> _DO THIS_:
Quote exactly, and only, the lines from the one with "What data populates" through the end of the listing.
** start of GIVEN RECORDS **
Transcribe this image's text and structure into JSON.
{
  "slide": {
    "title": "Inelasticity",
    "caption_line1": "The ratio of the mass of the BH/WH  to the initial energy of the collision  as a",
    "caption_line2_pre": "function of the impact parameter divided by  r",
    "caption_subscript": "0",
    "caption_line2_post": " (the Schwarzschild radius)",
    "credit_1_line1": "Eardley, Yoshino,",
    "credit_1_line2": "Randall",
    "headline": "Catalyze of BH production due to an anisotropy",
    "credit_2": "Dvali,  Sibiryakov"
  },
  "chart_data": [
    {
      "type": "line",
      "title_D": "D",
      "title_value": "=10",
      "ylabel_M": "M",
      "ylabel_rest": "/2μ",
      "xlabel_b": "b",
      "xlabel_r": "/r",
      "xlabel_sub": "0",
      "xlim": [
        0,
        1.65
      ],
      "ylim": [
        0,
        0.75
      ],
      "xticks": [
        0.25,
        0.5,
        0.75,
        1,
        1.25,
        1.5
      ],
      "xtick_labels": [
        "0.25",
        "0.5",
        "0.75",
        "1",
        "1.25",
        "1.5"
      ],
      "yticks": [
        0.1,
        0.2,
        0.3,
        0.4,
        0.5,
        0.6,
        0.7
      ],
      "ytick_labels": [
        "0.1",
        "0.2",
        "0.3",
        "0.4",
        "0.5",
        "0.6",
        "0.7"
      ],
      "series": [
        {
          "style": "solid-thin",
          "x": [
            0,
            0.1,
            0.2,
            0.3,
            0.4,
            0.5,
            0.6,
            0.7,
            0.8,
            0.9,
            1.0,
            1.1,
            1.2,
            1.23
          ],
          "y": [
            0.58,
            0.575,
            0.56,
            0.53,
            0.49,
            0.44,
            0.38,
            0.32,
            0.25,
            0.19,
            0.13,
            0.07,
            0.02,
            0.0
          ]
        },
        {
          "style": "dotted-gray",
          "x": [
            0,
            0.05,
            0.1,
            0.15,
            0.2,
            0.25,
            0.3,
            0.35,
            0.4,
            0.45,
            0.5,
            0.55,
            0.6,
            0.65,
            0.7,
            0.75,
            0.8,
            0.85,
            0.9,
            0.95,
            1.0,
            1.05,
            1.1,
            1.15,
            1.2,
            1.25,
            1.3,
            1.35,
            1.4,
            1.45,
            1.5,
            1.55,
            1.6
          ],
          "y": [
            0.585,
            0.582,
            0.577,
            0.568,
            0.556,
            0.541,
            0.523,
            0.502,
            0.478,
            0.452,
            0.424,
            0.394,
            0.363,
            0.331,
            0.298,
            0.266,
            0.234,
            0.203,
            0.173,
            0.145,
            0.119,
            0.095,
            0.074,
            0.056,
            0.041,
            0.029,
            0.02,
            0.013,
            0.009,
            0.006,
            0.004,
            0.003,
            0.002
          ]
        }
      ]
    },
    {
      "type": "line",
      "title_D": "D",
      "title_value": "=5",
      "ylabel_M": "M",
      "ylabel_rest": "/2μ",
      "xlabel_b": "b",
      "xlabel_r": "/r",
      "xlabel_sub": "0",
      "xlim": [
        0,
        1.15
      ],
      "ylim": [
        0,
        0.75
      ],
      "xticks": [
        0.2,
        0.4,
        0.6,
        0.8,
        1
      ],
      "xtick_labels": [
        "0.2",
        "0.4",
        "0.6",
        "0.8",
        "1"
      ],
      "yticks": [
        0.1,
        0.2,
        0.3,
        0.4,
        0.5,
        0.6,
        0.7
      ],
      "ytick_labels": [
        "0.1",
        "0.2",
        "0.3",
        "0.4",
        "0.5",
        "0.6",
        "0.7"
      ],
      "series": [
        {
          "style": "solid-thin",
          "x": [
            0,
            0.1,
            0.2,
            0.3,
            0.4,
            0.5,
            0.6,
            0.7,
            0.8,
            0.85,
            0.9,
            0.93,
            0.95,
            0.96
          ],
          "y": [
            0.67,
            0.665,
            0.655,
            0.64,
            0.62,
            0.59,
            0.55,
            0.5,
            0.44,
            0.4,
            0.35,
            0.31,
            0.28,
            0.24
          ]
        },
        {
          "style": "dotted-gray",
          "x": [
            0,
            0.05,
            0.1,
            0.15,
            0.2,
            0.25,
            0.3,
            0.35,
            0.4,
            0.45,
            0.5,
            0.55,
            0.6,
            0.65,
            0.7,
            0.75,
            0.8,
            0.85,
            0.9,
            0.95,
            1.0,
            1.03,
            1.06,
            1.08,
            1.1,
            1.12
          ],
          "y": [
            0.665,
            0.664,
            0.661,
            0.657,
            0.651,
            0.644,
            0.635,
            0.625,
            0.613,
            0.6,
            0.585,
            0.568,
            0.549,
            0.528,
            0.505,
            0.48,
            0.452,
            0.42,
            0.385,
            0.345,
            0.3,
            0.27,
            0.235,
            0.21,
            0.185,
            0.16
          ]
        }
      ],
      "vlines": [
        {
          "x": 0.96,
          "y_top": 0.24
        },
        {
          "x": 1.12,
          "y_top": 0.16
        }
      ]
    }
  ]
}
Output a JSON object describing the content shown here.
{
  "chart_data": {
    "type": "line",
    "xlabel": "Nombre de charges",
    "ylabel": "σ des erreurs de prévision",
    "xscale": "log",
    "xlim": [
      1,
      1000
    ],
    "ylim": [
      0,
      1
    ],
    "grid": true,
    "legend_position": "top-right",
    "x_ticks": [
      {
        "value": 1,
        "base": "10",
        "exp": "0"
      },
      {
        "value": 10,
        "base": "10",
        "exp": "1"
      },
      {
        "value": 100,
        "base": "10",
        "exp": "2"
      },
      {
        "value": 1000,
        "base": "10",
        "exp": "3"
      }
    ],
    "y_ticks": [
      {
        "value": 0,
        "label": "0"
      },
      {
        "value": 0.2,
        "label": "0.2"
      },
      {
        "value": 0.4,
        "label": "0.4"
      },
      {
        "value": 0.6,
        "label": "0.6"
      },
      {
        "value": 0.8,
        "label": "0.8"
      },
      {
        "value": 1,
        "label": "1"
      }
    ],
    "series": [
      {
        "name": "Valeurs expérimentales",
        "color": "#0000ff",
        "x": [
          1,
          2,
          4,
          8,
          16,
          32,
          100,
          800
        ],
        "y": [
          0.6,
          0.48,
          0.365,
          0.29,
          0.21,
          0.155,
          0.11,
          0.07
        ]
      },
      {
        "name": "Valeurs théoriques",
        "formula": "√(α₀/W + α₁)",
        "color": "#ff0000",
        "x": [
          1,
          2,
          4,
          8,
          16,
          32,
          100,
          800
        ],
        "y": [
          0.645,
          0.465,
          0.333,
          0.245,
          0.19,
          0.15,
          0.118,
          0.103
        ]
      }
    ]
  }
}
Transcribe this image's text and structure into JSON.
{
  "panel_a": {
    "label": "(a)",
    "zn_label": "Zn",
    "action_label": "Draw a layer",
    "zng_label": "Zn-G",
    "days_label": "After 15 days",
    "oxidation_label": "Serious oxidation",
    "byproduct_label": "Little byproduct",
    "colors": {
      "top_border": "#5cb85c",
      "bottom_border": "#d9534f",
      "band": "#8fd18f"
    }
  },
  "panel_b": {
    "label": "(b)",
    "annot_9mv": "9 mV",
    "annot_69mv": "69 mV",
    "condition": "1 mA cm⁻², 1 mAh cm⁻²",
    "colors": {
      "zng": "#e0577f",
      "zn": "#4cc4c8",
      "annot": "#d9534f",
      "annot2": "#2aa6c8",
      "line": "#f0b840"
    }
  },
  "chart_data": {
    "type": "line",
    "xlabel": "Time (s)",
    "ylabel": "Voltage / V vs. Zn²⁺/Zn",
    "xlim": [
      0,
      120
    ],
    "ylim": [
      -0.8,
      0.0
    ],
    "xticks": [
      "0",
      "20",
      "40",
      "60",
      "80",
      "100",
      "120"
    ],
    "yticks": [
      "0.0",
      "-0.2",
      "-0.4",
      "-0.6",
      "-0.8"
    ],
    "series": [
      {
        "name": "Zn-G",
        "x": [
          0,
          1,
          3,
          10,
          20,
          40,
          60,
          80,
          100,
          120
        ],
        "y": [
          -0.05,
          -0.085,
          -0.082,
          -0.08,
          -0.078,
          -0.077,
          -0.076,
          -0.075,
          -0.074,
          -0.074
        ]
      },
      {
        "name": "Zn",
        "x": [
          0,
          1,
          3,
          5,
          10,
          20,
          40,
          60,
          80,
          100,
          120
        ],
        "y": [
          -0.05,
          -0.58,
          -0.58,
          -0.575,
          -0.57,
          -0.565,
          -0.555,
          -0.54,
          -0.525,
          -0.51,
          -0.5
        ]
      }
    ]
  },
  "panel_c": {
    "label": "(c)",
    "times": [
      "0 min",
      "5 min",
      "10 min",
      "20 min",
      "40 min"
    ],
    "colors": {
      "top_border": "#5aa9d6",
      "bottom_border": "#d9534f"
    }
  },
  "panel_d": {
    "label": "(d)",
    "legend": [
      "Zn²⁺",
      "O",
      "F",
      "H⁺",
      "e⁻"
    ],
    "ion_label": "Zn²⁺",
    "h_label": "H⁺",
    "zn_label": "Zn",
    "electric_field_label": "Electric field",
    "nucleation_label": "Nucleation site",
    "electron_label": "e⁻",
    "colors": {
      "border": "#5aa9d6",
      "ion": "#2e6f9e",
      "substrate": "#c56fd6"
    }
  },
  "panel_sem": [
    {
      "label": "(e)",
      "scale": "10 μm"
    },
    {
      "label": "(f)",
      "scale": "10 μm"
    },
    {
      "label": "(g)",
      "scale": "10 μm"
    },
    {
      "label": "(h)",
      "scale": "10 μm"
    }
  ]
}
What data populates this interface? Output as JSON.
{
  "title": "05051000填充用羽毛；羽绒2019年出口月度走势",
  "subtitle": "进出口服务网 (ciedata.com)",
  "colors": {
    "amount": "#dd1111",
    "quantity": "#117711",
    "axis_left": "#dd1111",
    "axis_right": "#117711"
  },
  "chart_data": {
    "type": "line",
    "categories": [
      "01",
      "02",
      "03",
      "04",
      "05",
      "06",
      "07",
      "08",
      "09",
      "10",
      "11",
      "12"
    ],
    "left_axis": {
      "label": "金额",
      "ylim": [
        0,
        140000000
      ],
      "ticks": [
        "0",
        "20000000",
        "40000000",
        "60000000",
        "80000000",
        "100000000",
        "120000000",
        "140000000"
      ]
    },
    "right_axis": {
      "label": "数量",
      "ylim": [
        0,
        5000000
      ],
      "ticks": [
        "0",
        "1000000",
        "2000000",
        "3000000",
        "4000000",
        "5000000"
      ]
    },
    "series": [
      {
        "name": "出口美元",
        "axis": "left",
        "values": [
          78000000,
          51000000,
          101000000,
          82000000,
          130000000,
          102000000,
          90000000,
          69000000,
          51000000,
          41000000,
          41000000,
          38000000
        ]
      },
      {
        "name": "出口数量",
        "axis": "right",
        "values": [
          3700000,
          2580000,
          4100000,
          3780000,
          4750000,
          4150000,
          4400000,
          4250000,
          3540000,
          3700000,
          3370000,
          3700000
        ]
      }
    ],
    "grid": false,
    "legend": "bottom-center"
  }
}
** end of GIVEN RECORDS **
> _THE COMPLETED TASK_:
What data populates this interface? Output as JSON.
{
  "title": "05051000填充用羽毛；羽绒2019年出口月度走势",
  "subtitle": "进出口服务网 (ciedata.com)",
  "colors": {
    "amount": "#dd1111",
    "quantity": "#117711",
    "axis_left": "#dd1111",
    "axis_right": "#117711"
  },
  "chart_data": {
    "type": "line",
    "categories": [
      "01",
      "02",
      "03",
      "04",
      "05",
      "06",
      "07",
      "08",
      "09",
      "10",
      "11",
      "12"
    ],
    "left_axis": {
      "label": "金额",
      "ylim": [
        0,
        140000000
      ],
      "ticks": [
        "0",
        "20000000",
        "40000000",
        "60000000",
        "80000000",
        "100000000",
        "120000000",
        "140000000"
      ]
    },
    "right_axis": {
      "label": "数量",
      "ylim": [
        0,
        5000000
      ],
      "ticks": [
        "0",
        "1000000",
        "2000000",
        "3000000",
        "4000000",
        "5000000"
      ]
    },
    "series": [
      {
        "name": "出口美元",
        "axis": "left",
        "values": [
          78000000,
          51000000,
          101000000,
          82000000,
          130000000,
          102000000,
          90000000,
          69000000,
          51000000,
          41000000,
          41000000,
          38000000
        ]
      },
      {
        "name": "出口数量",
        "axis": "right",
        "values": [
          3700000,
          2580000,
          4100000,
          3780000,
          4750000,
          4150000,
          4400000,
          4250000,
          3540000,
          3700000,
          3370000,
          3700000
        ]
      }
    ],
    "grid": false,
    "legend": "bottom-center"
  }
}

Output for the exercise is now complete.